## Exercise
Leaving all pictures aside, write out the records below precisely as given.

Collected data entries
== Segment start ==
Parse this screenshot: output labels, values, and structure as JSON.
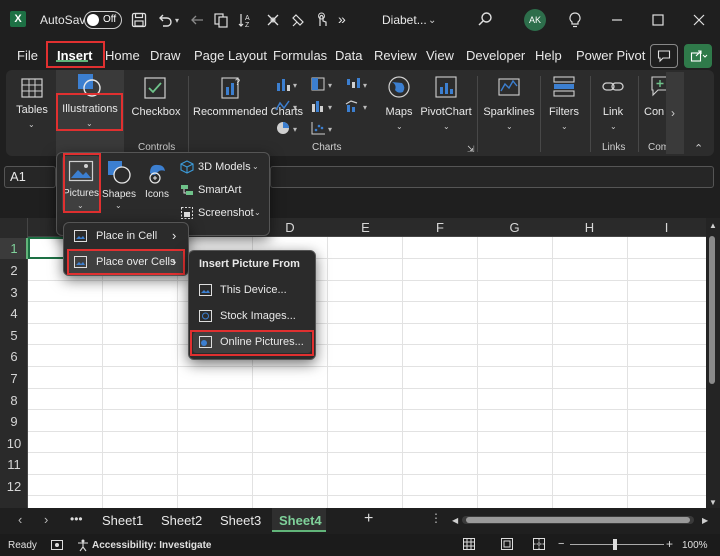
{
  "titlebar": {
    "app_icon": "X",
    "autosave_label": "AutoSave",
    "autosave_state": "Off",
    "document_name": "Diabet...",
    "user_initials": "AK"
  },
  "menu": {
    "tabs": [
      "File",
      "Insert",
      "Home",
      "Draw",
      "Page Layout",
      "Formulas",
      "Data",
      "Review",
      "View",
      "Developer",
      "Help",
      "Power Pivot"
    ],
    "active_tab": "Insert"
  },
  "ribbon": {
    "tables_label": "Tables",
    "illustrations_label": "Illustrations",
    "checkbox_label": "Checkbox",
    "recommended_charts_label": "Recommended Charts",
    "maps_label": "Maps",
    "pivotchart_label": "PivotChart",
    "sparklines_label": "Sparklines",
    "filters_label": "Filters",
    "link_label": "Link",
    "comment_label": "Con",
    "groups": {
      "controls": "Controls",
      "charts": "Charts",
      "links": "Links",
      "comments": "Com"
    }
  },
  "formula_bar": {
    "name_box": "A1"
  },
  "illustrations_dropdown": {
    "pictures_label": "Pictures",
    "shapes_label": "Shapes",
    "icons_label": "Icons",
    "models_label": "3D Models",
    "smartart_label": "SmartArt",
    "screenshot_label": "Screenshot"
  },
  "pictures_menu": {
    "items": [
      "Place in Cell",
      "Place over Cells"
    ]
  },
  "insert_picture_menu": {
    "header": "Insert Picture From",
    "items": [
      "This Device...",
      "Stock Images...",
      "Online Pictures..."
    ]
  },
  "grid": {
    "columns": [
      "D",
      "E",
      "F",
      "G",
      "H",
      "I"
    ],
    "rows": [
      "1",
      "2",
      "3",
      "4",
      "5",
      "6",
      "7",
      "8",
      "9",
      "10",
      "11",
      "12"
    ]
  },
  "sheets": {
    "tabs": [
      "Sheet1",
      "Sheet2",
      "Sheet3",
      "Sheet4"
    ],
    "active": "Sheet4"
  },
  "status": {
    "ready": "Ready",
    "accessibility": "Accessibility: Investigate",
    "zoom": "100%"
  },
  "colors": {
    "accent_green": "#62b57a",
    "highlight_red": "#e03030",
    "excel_green": "#1d7044"
  }
}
== Segment end ==
## Solution
Parse this screenshot: output labels, values, and structure as JSON.
{
  "titlebar": {
    "app_icon": "X",
    "autosave_label": "AutoSave",
    "autosave_state": "Off",
    "document_name": "Diabet...",
    "user_initials": "AK"
  },
  "menu": {
    "tabs": [
      "File",
      "Insert",
      "Home",
      "Draw",
      "Page Layout",
      "Formulas",
      "Data",
      "Review",
      "View",
      "Developer",
      "Help",
      "Power Pivot"
    ],
    "active_tab": "Insert"
  },
  "ribbon": {
    "tables_label": "Tables",
    "illustrations_label": "Illustrations",
    "checkbox_label": "Checkbox",
    "recommended_charts_label": "Recommended Charts",
    "maps_label": "Maps",
    "pivotchart_label": "PivotChart",
    "sparklines_label": "Sparklines",
    "filters_label": "Filters",
    "link_label": "Link",
    "comment_label": "Con",
    "groups": {
      "controls": "Controls",
      "charts": "Charts",
      "links": "Links",
      "comments": "Com"
    }
  },
  "formula_bar": {
    "name_box": "A1"
  },
  "illustrations_dropdown": {
    "pictures_label": "Pictures",
    "shapes_label": "Shapes",
    "icons_label": "Icons",
    "models_label": "3D Models",
    "smartart_label": "SmartArt",
    "screenshot_label": "Screenshot"
  },
  "pictures_menu": {
    "items": [
      "Place in Cell",
      "Place over Cells"
    ]
  },
  "insert_picture_menu": {
    "header": "Insert Picture From",
    "items": [
      "This Device...",
      "Stock Images...",
      "Online Pictures..."
    ]
  },
  "grid": {
    "columns": [
      "D",
      "E",
      "F",
      "G",
      "H",
      "I"
    ],
    "rows": [
      "1",
      "2",
      "3",
      "4",
      "5",
      "6",
      "7",
      "8",
      "9",
      "10",
      "11",
      "12"
    ]
  },
  "sheets": {
    "tabs": [
      "Sheet1",
      "Sheet2",
      "Sheet3",
      "Sheet4"
    ],
    "active": "Sheet4"
  },
  "status": {
    "ready": "Ready",
    "accessibility": "Accessibility: Investigate",
    "zoom": "100%"
  },
  "colors": {
    "accent_green": "#62b57a",
    "highlight_red": "#e03030",
    "excel_green": "#1d7044"
  }
}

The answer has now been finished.